- Born: Alfred Schwarz April 24, 1907
- Died: November 21, 1986 (aged 79)
- Era: 20th century
- Works: http://quercus.mic.hr/quercus/person/392

= Alfred Švarc =

Alfred Švarc or Schwarz, composer and lawyer, was born on April 24, 1907, in Križevci, Croatia, Austria-Hungary where he died on November 21, 1986.

==Biography==

While still a child he "discovered his musicality" and started to learn the piano at the age of seven. While attending high school in Zagreb, he went on with his piano studies in the class of Ernest Krauth in the Music Academy's Secondary School. He attained a degree at the Law Faculty at which he got a bachelor's in 1933 and acquired a doctorate. In parallel with his studies in the law, Švarc continued to be absorbed in music, and enrolled a class of conducting at the Music Academy's College. Alfred Švarc (then spelled Schwarz) is also recorded as having been a student of composition in the class of Blagoje Bersa at the Music Academy in Zagreb, as confirmed by Bersa's diary entry for October 14, 1929.
The first presentation and reception of Alfred Švarc as a composer occurred at the 18th Public Performance of the State Music Academy in which compositions of graduates of the school of Blagoje Bersa were played. In the company of Miroslav Magdalenić and Emil Cipra, Švarc introduced himself with his First String Quartet, written in 1930. In a review of the young composers' evening, Pavao Markovac wrote that European models were to be seen in Švarc, while Božidar Širola observed: “A. Schwarz is endeavouring to become free and to create from himself, without models, or rather, according to Romantic and modern models.”

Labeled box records

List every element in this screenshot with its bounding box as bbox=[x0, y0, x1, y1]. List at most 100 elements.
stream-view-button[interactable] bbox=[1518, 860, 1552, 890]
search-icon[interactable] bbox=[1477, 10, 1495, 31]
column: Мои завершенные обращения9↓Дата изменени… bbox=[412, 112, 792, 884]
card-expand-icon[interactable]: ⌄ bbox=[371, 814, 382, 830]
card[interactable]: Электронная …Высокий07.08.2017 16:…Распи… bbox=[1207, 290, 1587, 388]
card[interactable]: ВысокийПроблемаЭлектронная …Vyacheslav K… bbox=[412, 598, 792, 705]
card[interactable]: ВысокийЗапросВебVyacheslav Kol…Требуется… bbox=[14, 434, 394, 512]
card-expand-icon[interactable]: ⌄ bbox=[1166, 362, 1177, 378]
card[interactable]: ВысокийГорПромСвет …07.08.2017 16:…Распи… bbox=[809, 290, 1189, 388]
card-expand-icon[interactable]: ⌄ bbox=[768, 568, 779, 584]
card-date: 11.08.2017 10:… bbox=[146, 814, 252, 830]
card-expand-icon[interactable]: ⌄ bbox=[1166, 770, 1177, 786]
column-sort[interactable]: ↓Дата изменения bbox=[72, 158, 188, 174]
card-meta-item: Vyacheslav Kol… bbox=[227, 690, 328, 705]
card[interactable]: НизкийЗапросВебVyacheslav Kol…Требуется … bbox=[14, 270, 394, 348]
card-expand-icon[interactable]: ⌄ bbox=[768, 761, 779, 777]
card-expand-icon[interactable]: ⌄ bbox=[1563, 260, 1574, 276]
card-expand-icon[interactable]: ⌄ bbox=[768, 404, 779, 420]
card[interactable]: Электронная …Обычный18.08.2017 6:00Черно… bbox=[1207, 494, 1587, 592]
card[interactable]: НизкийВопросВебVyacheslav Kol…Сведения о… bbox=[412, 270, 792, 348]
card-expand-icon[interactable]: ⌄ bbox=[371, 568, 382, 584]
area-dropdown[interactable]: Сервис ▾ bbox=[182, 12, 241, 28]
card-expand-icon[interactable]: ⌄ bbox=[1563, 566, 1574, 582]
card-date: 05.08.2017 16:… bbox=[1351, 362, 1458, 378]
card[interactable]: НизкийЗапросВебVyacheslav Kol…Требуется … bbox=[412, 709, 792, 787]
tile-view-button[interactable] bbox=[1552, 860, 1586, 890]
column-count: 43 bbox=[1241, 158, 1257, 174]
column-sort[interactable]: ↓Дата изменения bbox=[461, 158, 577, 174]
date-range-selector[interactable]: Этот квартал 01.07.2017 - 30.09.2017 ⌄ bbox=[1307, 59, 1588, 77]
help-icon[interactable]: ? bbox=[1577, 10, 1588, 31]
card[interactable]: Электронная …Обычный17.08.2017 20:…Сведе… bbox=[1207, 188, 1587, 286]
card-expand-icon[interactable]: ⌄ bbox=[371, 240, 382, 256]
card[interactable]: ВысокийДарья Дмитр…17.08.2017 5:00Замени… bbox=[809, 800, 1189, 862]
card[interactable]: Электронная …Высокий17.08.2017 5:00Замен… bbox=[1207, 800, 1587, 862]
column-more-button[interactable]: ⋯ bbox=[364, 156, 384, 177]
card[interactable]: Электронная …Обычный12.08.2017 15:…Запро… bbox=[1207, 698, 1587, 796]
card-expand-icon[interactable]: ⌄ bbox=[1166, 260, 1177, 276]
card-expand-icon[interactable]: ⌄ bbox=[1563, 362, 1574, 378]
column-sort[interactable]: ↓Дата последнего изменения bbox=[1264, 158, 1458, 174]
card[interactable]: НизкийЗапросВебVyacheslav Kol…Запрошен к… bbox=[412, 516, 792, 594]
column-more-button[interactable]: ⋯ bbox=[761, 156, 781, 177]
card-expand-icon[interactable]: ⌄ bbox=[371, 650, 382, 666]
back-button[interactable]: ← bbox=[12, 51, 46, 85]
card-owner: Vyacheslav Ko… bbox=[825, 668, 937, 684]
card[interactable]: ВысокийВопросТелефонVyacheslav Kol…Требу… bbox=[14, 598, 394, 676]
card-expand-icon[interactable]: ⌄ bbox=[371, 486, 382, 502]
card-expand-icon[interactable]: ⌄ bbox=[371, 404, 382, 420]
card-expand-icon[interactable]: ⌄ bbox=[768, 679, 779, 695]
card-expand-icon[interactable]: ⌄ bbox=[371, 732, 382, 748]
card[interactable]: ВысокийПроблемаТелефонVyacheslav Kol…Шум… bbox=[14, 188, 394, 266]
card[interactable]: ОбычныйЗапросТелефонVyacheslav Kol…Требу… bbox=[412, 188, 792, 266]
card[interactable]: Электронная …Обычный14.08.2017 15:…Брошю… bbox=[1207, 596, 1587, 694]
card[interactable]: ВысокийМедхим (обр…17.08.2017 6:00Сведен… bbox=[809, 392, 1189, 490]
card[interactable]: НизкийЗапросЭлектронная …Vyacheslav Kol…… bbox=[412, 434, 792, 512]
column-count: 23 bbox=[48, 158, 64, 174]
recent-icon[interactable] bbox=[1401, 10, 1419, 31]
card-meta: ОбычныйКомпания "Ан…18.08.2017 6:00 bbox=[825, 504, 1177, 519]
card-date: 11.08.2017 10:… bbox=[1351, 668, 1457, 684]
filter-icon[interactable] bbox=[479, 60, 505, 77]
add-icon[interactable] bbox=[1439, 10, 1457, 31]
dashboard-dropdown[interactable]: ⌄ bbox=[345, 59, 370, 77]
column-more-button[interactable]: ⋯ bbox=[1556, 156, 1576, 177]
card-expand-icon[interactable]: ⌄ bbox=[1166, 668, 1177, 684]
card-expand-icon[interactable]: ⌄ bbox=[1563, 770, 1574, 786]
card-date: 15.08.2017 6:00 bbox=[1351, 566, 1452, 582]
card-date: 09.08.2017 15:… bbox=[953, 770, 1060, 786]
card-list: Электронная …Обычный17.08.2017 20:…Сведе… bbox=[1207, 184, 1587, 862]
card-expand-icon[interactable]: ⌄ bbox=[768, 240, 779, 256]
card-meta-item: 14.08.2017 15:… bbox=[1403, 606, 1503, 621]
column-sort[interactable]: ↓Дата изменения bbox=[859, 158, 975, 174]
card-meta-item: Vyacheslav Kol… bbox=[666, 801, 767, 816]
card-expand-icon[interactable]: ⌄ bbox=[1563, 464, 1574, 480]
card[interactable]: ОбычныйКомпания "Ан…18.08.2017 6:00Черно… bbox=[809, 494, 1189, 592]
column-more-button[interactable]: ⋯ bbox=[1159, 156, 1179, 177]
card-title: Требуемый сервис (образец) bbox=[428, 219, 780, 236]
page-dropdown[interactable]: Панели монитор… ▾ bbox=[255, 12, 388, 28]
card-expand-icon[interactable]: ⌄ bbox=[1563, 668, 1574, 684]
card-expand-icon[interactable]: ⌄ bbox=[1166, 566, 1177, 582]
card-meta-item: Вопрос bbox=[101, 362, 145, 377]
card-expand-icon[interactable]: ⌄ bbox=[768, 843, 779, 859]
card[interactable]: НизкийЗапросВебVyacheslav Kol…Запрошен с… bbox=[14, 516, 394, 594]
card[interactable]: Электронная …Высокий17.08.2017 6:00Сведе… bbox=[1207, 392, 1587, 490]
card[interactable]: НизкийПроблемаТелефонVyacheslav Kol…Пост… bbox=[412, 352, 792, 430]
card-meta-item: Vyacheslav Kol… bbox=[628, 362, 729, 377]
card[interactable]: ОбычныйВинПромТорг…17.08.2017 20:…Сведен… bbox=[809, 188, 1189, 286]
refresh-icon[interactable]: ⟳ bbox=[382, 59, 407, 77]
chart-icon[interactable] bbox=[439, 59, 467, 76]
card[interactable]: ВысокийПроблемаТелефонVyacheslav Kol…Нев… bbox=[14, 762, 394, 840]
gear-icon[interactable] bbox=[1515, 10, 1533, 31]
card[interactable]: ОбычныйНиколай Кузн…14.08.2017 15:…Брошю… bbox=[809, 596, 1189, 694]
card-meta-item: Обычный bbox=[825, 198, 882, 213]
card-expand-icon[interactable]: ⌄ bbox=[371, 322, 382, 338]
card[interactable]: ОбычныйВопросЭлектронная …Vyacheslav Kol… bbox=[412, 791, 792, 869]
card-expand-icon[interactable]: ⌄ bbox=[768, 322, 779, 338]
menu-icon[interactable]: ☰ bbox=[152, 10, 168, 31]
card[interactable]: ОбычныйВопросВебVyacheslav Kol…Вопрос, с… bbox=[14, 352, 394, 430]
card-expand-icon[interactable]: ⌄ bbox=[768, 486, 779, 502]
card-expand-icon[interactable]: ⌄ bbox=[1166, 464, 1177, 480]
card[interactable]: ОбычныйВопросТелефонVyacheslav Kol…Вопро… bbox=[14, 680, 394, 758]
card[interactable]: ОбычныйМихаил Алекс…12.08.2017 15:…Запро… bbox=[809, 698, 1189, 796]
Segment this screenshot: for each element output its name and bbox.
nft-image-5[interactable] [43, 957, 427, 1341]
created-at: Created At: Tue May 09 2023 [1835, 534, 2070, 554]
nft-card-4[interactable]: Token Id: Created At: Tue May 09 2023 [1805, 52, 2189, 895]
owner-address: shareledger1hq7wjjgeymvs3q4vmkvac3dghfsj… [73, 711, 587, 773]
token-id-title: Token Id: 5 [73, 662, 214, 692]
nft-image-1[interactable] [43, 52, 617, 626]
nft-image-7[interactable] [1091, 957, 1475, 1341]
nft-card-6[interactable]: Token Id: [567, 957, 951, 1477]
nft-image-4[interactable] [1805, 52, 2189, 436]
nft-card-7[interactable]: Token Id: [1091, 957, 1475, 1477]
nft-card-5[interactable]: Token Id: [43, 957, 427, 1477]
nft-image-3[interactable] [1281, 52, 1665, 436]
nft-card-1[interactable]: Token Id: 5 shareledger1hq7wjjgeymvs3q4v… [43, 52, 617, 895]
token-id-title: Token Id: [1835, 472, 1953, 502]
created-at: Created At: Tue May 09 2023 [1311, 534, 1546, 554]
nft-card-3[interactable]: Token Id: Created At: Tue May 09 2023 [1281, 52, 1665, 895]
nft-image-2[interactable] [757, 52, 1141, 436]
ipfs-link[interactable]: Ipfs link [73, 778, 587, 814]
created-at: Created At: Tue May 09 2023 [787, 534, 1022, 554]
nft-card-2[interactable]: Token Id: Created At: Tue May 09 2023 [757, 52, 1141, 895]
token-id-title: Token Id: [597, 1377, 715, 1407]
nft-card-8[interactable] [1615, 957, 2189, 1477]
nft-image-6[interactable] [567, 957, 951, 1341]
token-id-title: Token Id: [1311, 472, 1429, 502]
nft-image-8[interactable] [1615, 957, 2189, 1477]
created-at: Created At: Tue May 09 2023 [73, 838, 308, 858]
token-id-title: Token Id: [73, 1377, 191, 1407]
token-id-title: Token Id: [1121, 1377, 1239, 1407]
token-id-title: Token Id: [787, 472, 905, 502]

WRITTEN TASKS:
**a.** Based on the Švarc biography, decide whether each statement agrees with the text: (i) Švarc began learning the piano at the age of seven; (ii) his First String Quartet was written in 1933; (iii) Pavao Markovac wrote that European models were to be seen in Švarc. Answer each with yes or no and quote the deciding words.
**b.** Recast the labeled box rows as a numbered list, starting from the first row and ending with the row containing "card[interactable]: ВысокийГорПромСвет …07.08.2017", inclusive.

RESPONSES:
**a.**
(i) Yes: "started to learn the piano at the age of seven"
(ii) No: "with his First String Quartet, written in 1930"
(iii) Yes: "Pavao Markovac wrote that European models were to be seen in Švarc"

**b.**
1. List every element in this screenshot with its bounding box as bbox=[x0, y0, x1, y1]. List at most 100 elements.
2. stream-view-button[interactable] bbox=[1518, 860, 1552, 890]
3. search-icon[interactable] bbox=[1477, 10, 1495, 31]
4. column: Мои завершенные обращения9↓Дата изменени… bbox=[412, 112, 792, 884]
5. card-expand-icon[interactable]: ⌄ bbox=[371, 814, 382, 830]
6. card[interactable]: Электронная …Высокий07.08.2017 16:…Распи… bbox=[1207, 290, 1587, 388]
7. card[interactable]: ВысокийПроблемаЭлектронная …Vyacheslav K… bbox=[412, 598, 792, 705]
8. card[interactable]: ВысокийЗапросВебVyacheslav Kol…Требуется… bbox=[14, 434, 394, 512]
9. card-expand-icon[interactable]: ⌄ bbox=[1166, 362, 1177, 378]
10. card[interactable]: ВысокийГорПромСвет …07.08.2017 16:…Распи… bbox=[809, 290, 1189, 388]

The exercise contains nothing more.